**PASSAGE RETENU:**
L’eisteddfod est la plus importante manifestation culturelle du pays de Galles. Chaque année, plus de cent cinquante mille personnes y participent pour suivre des compétitions artistiques, des cérémonies druidiques où, tout simplement, pour parler gallois. Car la finalité de cet immense rassemblement est de célébrer le gallois, la plus dynamique des langues celtiques contemporaines.
Des peuples celtes, les Gallois sont peut-être les plus méconnus à l’international. Posez une question sur les Irlandais, on vous parlera de joyeux lurons jouant du bodhran ou du violon dans un pub entouré de montagnes grandioses où coule la Guinness à flot. Interrogez sur l’Ecosse, et on vous décrira de grands gaillards en jupe, jouant de la cornemuse dans des montagnes non moins grandioses. Mais les Gallois ? Au mieux, quelqu’un évoquera des vallées minières sinistrées où s’entraînent de solides rugbymen qui battent régulièrement les équipes d’Angleterre ou de France lors du tournoi des Six nations... Mais n’espérez guère plus. Il est vrai que les Gallois n’ont sans doute pas les talents de leurs voisins, Irlandais ou Ecossais, voir même Bretons, pour exporter l’image d’une culture souriante et créative ainsi que quelques clichés parfois fort commerciaux. Cela étant, c’est injuste. Les Gallois ont aussi des montagnes magnifiques et ils savent se montrer conviviaux. Cette image un peu austère qu’on leur colle tient sans doute au protestantisme rigoureux qui a longtemps imprégné ce pays. Elle s’explique également par le fait que la culture galloise est principalement irriguée par la langue, un élément peu accessible pour un observateur extérieur.
Pour les Gallois, la langue demeure l’essentiel. Y cymraeg – le gallois – est ainsi surnommée Iaith y nefoedd (la langue des cieux). Elle est la langue celtique la plus dynamique. Un cinquième de la population la parle, beaucoup en ont des notions. Elle a ses bastions, dans les montagnes du nord ouest du pays, où elle est omniprésente. Elle possède sa chaîne de télévision, des stations de radio, une littérature dynamique, un emploi dans la vie publique et dans nombre d’entreprises… Elle est aussi fêtée lors d’une manifestation assez unique en Europe, l’Eisteddfod, un rassemblement qui change d’emplacement tous les ans et qui, sur une dizaine de jours, rassemble plus de cent cinquante mille personnes, l’équivalent d’un grand festival de musique chez nous. Sauf que là, ces cent cinquante mille personnes viennent pour une langue !

**JEU D'ENREGISTREMENTS:**
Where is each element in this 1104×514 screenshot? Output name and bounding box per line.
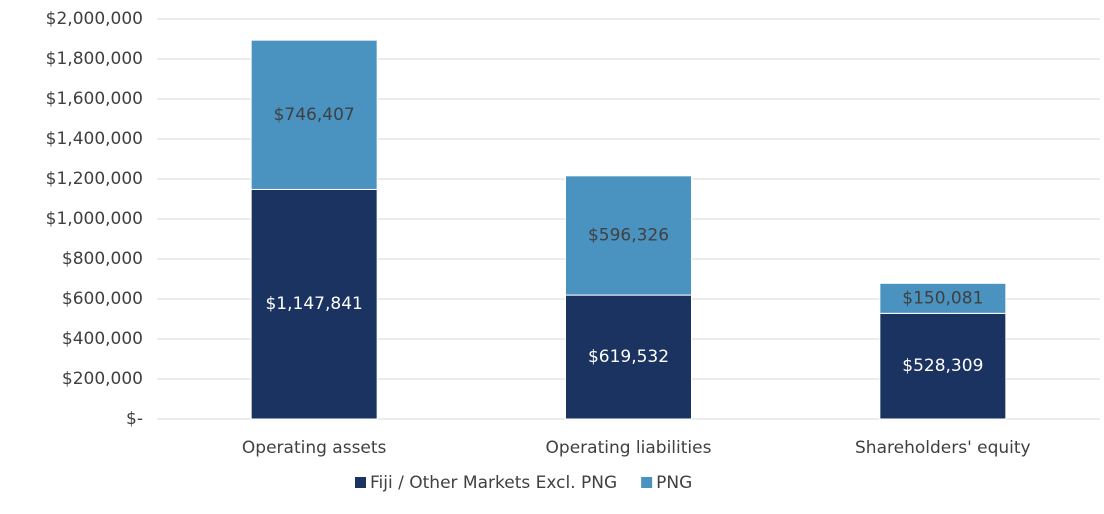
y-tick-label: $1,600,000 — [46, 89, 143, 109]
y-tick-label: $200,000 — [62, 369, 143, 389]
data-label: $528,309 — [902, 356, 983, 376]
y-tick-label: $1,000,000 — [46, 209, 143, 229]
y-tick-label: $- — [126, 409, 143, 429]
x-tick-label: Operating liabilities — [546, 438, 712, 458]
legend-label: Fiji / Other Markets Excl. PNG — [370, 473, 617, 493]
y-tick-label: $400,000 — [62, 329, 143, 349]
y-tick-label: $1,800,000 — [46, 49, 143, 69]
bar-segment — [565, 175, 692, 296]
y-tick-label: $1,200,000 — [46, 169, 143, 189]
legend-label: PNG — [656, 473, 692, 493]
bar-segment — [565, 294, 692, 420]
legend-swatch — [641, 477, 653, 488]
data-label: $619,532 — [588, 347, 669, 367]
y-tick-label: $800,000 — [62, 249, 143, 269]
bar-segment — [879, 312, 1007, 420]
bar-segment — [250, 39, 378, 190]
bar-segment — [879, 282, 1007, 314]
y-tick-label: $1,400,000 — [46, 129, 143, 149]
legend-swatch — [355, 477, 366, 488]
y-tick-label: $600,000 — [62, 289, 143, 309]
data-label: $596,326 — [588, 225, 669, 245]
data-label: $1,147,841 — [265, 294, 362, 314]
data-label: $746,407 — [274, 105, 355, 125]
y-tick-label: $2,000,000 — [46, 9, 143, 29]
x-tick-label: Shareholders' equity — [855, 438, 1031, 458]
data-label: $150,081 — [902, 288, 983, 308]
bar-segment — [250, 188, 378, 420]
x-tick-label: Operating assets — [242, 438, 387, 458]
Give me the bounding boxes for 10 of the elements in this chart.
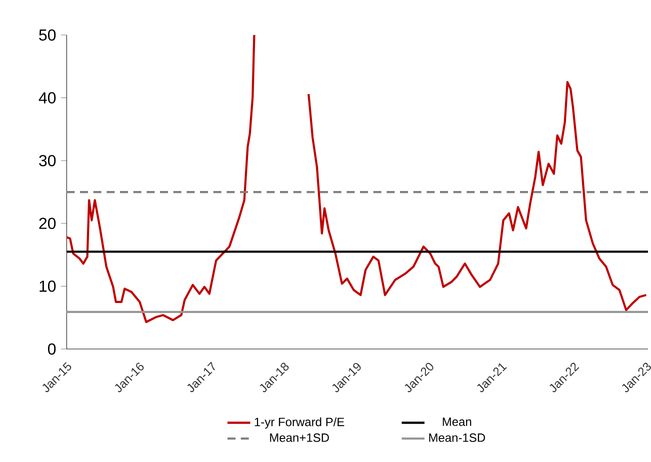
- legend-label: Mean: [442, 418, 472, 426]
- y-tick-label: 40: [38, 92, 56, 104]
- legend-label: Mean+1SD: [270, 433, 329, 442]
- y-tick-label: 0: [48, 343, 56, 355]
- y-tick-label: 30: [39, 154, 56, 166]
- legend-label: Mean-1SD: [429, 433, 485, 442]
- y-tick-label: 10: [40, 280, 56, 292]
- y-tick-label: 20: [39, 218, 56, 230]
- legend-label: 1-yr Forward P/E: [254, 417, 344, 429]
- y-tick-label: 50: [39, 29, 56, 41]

**SÉRIE DE CONSIGNES:**
1: Convertissez en liste JSON de chaînes, une chaîne par ligne et sans les lignes vides, les enregistrements qui commencent à la ligne contenant "- legend-label: Mean: [442, 418, 472, 426]" et s'achèvent à la fin des enregistrements.
2: Poursuivez le texte sur la langue galloise et l'Eisteddfod à partir de sa dernière phrase.

**RÉPONSES PAR CONSIGNE:**
1:
[
  "- legend-label: Mean: [442, 418, 472, 426]",
  "- y-tick-label: 40: [38, 92, 56, 104]",
  "- legend-label: Mean+1SD: [270, 433, 329, 442]",
  "- y-tick-label: 0: [48, 343, 56, 355]",
  "- y-tick-label: 30: [39, 154, 56, 166]",
  "- legend-label: Mean-1SD: [429, 433, 485, 442]",
  "- y-tick-label: 10: [40, 280, 56, 292]",
  "- y-tick-label: 20: [39, 218, 56, 230]",
  "- legend-label: 1-yr Forward P/E: [254, 417, 344, 429]",
  "- y-tick-label: 50: [39, 29, 56, 41]"
]

2:
J’ai eu la chance d’assister à quelques eisteddfodau. Je ne parle pas gallois, tout juste puis-je comprendre quelques mots grâce au breton. Car, ce sont tout de même des langues sœurs, qui ont évolué différemment pendant plusieurs siècles, mais conservent un vocabulaire commun. Par exemple, pour une souris, le Gallois dira Llugoden, et le Breton Logodenn. C’est presque pareil. Il faut juste parvenir à prononcer ce maudit « Ll » gallois, ce qui n’a rien d'une sinécure. Autre exemple : pour le vin, les deux diront gwin. Mais attention aux faux amis car rouge se dit ruz en breton, tandis qu’en gallois, c’est koch qui se prononce comme kaoc’h en breton, mot désignant, comme chacun sait, une matière fécale. Donc, quand un Gallois demande du gwin koch, il ne faut pas s’offusquer. Par contre, s’il vous propose du gwin gwynn il convient de se méfier : depuis quelques années, des vignes ont été plantées dans les environs de Cardiff et produisent quelques hectolitres de « vin » blanc. Les Gallois en sont très fiers et en proposent souvent au visiteur... On peut s’en tirer en prétextant qu’on préfère les excellentes bières produites localement.
En breton comme en gallois, les nombres sont aussi très similaires. Sauf un : le 18. Je me souviens d’une partie de fléchettes épique où je faisais mon malin en comptant en breton. Ils comprenaient tout, jusqu’à ce qu’on arrive au 18. « Tri wec’h », dis-je, ce qui les fit beaucoup rire. Ils se demandaient ce qui avait bien pu piquer les Bretons à dire « trois fois six », ce qui est la traduction littérale du chiffre 18. Ils m’ont fait répéter, dans l’hilarité générale, et c’est à peine s’ils ne sont pas allés chercher les enfants pour leur faire entendre çà ! Je leur ai alors demandé qu’est-ce qu’ils disaient pour ce satané 18. « Dau naw », m’a-t-on répondu. Deux fois neuf ! Evidemment c’était beaucoup plus logique… Un bel exemple de cartésianisme celtique !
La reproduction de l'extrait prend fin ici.